### TASK TO CARRY OUT
The result should be an exact copy of the entries that follow, with no pictures included.

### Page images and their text

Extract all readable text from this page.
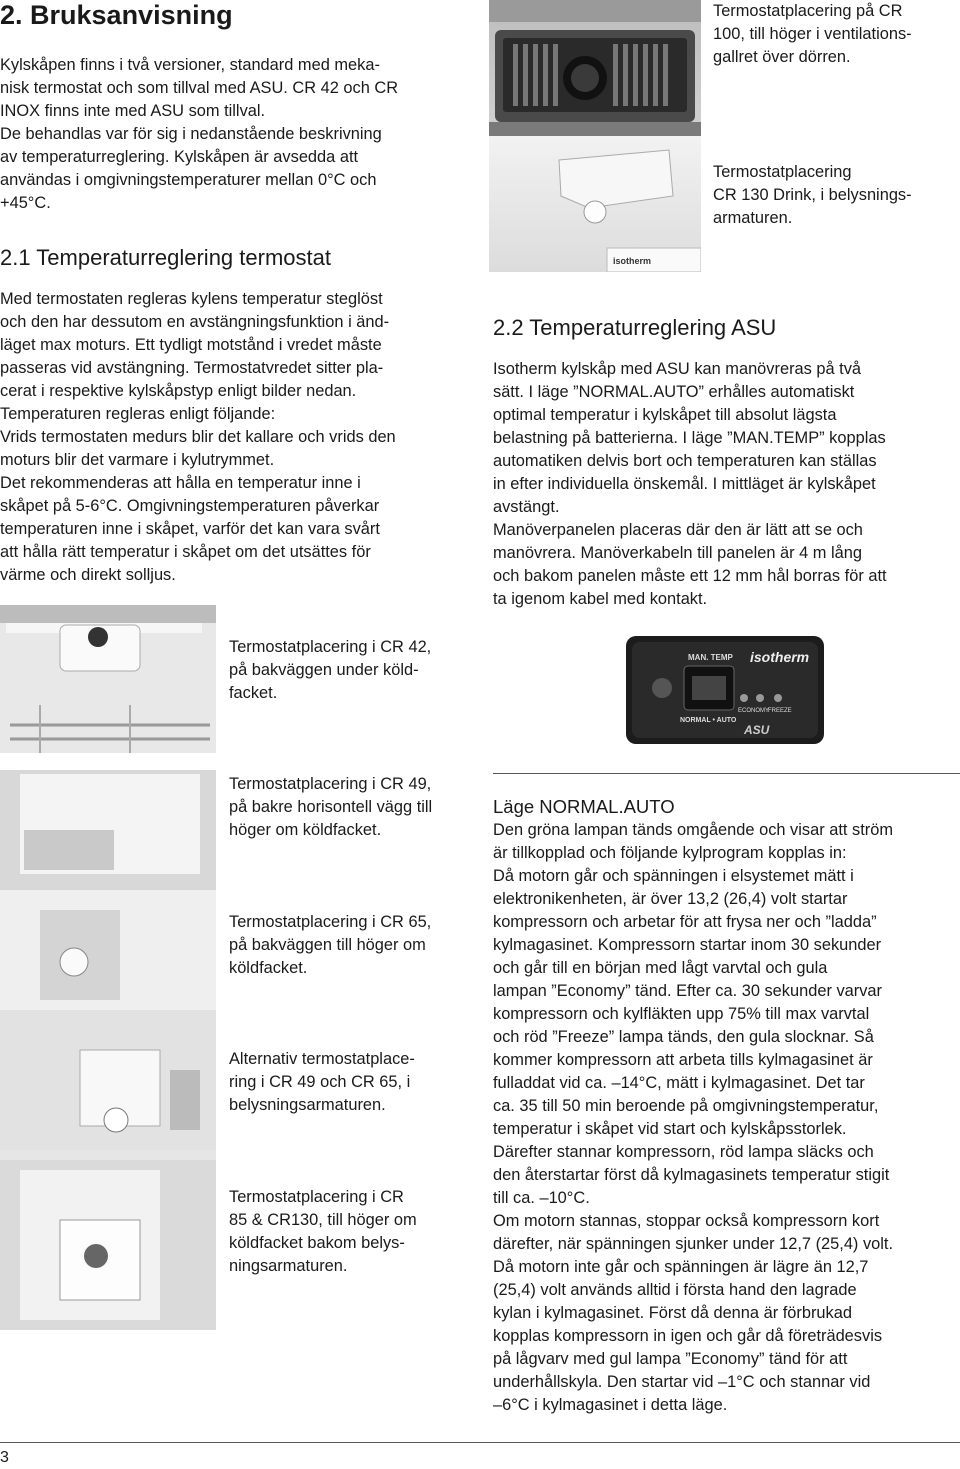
2. Bruksanvisning
Kylskåpen finns i två versioner, standard med meka-
nisk termostat och som tillval med ASU. CR 42 och CR
INOX finns inte med ASU som tillval.
De behandlas var för sig i nedanstående beskrivning
av temperaturreglering. Kylskåpen är avsedda att
användas i omgivningstemperaturer mellan 0°C och
+45°C.
2.1 Temperaturreglering termostat
Med termostaten regleras kylens temperatur steglöst
och den har dessutom en avstängningsfunktion i änd-
läget max moturs. Ett tydligt motstånd i vredet måste
passeras vid avstängning. Termostatvredet sitter pla-
cerat i respektive kylskåpstyp enligt bilder nedan.
Temperaturen regleras enligt följande:
Vrids termostaten medurs blir det kallare och vrids den
moturs blir det varmare i kylutrymmet.
Det rekommenderas att hålla en temperatur inne i
skåpet på 5-6°C. Omgivningstemperaturen påverkar
temperaturen inne i skåpet, varför det kan vara svårt
att hålla rätt temperatur i skåpet om det utsättes för
värme och direkt solljus.
isotherm
Termostatplacering på CR
100, till höger i ventilations-
gallret över dörren.
Termostatplacering
CR 130 Drink, i belysnings-
armaturen.
2.2 Temperaturreglering ASU
Isotherm kylskåp med ASU kan manövreras på två
sätt. I läge ”NORMAL.AUTO” erhålles automatiskt
optimal temperatur i kylskåpet till absolut lägsta
belastning på batterierna. I läge ”MAN.TEMP” kopplas
automatiken delvis bort och temperaturen kan ställas
in efter individuella önskemål. I mittläget är kylskåpet
avstängt.
Manöverpanelen placeras där den är lätt att se och
manövrera. Manöverkabeln till panelen är 4 m lång
och bakom panelen måste ett 12 mm hål borras för att
ta igenom kabel med kontakt.
MAN. TEMP isotherm
NORMAL • AUTO
ECONOMY
FREEZE
ASU
Termostatplacering i CR 42,
på bakväggen under köld-
facket.
Termostatplacering i CR 49,
på bakre horisontell vägg till
höger om köldfacket.
Termostatplacering i CR 65,
på bakväggen till höger om
köldfacket.
Alternativ termostatplace-
ring i CR 49 och CR 65, i
belysningsarmaturen.
Termostatplacering i CR
85 & CR130, till höger om
köldfacket bakom belys-
ningsarmaturen.
Läge NORMAL.AUTO
Den gröna lampan tänds omgående och visar att ström
är tillkopplad och följande kylprogram kopplas in:
Då motorn går och spänningen i elsystemet mätt i
elektronikenheten, är över 13,2 (26,4) volt startar
kompressorn och arbetar för att frysa ner och ”ladda”
kylmagasinet. Kompressorn startar inom 30 sekunder
och går till en början med lågt varvtal och gula
lampan ”Economy” tänd. Efter ca. 30 sekunder varvar
kompressorn och kylfläkten upp 75% till max varvtal
och röd ”Freeze” lampa tänds, den gula slocknar. Så
kommer kompressorn att arbeta tills kylmagasinet är
fulladdat vid ca. –14°C, mätt i kylmagasinet. Det tar
ca. 35 till 50 min beroende på omgivningstemperatur,
temperatur i skåpet vid start och kylskåpsstorlek.
Därefter stannar kompressorn, röd lampa släcks och
den återstartar först då kylmagasinets temperatur stigit
till ca. –10°C.
Om motorn stannas, stoppar också kompressorn kort
därefter, när spänningen sjunker under 12,7 (25,4) volt.
Då motorn inte går och spänningen är lägre än 12,7
(25,4) volt används alltid i första hand den lagrade
kylan i kylmagasinet. Först då denna är förbrukad
kopplas kompressorn in igen och går då företrädesvis
på lågvarv med gul lampa ”Economy” tänd för att
underhållskyla. Den startar vid –1°C och stannar vid
–6°C i kylmagasinet i detta läge.
3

### RESPONSE BOX
Extract all readable text from this page.
2. Bruksanvisning
Kylskåpen finns i två versioner, standard med meka-
nisk termostat och som tillval med ASU. CR 42 och CR
INOX finns inte med ASU som tillval.
De behandlas var för sig i nedanstående beskrivning
av temperaturreglering. Kylskåpen är avsedda att
användas i omgivningstemperaturer mellan 0°C och
+45°C.
2.1 Temperaturreglering termostat
Med termostaten regleras kylens temperatur steglöst
och den har dessutom en avstängningsfunktion i änd-
läget max moturs. Ett tydligt motstånd i vredet måste
passeras vid avstängning. Termostatvredet sitter pla-
cerat i respektive kylskåpstyp enligt bilder nedan.
Temperaturen regleras enligt följande:
Vrids termostaten medurs blir det kallare och vrids den
moturs blir det varmare i kylutrymmet.
Det rekommenderas att hålla en temperatur inne i
skåpet på 5-6°C. Omgivningstemperaturen påverkar
temperaturen inne i skåpet, varför det kan vara svårt
att hålla rätt temperatur i skåpet om det utsättes för
värme och direkt solljus.
isotherm
Termostatplacering på CR
100, till höger i ventilations-
gallret över dörren.
Termostatplacering
CR 130 Drink, i belysnings-
armaturen.
2.2 Temperaturreglering ASU
Isotherm kylskåp med ASU kan manövreras på två
sätt. I läge ”NORMAL.AUTO” erhålles automatiskt
optimal temperatur i kylskåpet till absolut lägsta
belastning på batterierna. I läge ”MAN.TEMP” kopplas
automatiken delvis bort och temperaturen kan ställas
in efter individuella önskemål. I mittläget är kylskåpet
avstängt.
Manöverpanelen placeras där den är lätt att se och
manövrera. Manöverkabeln till panelen är 4 m lång
och bakom panelen måste ett 12 mm hål borras för att
ta igenom kabel med kontakt.
MAN. TEMP isotherm
NORMAL • AUTO
ECONOMY
FREEZE
ASU
Termostatplacering i CR 42,
på bakväggen under köld-
facket.
Termostatplacering i CR 49,
på bakre horisontell vägg till
höger om köldfacket.
Termostatplacering i CR 65,
på bakväggen till höger om
köldfacket.
Alternativ termostatplace-
ring i CR 49 och CR 65, i
belysningsarmaturen.
Termostatplacering i CR
85 & CR130, till höger om
köldfacket bakom belys-
ningsarmaturen.
Läge NORMAL.AUTO
Den gröna lampan tänds omgående och visar att ström
är tillkopplad och följande kylprogram kopplas in:
Då motorn går och spänningen i elsystemet mätt i
elektronikenheten, är över 13,2 (26,4) volt startar
kompressorn och arbetar för att frysa ner och ”ladda”
kylmagasinet. Kompressorn startar inom 30 sekunder
och går till en början med lågt varvtal och gula
lampan ”Economy” tänd. Efter ca. 30 sekunder varvar
kompressorn och kylfläkten upp 75% till max varvtal
och röd ”Freeze” lampa tänds, den gula slocknar. Så
kommer kompressorn att arbeta tills kylmagasinet är
fulladdat vid ca. –14°C, mätt i kylmagasinet. Det tar
ca. 35 till 50 min beroende på omgivningstemperatur,
temperatur i skåpet vid start och kylskåpsstorlek.
Därefter stannar kompressorn, röd lampa släcks och
den återstartar först då kylmagasinets temperatur stigit
till ca. –10°C.
Om motorn stannas, stoppar också kompressorn kort
därefter, när spänningen sjunker under 12,7 (25,4) volt.
Då motorn inte går och spänningen är lägre än 12,7
(25,4) volt används alltid i första hand den lagrade
kylan i kylmagasinet. Först då denna är förbrukad
kopplas kompressorn in igen och går då företrädesvis
på lågvarv med gul lampa ”Economy” tänd för att
underhållskyla. Den startar vid –1°C och stannar vid
–6°C i kylmagasinet i detta läge.
3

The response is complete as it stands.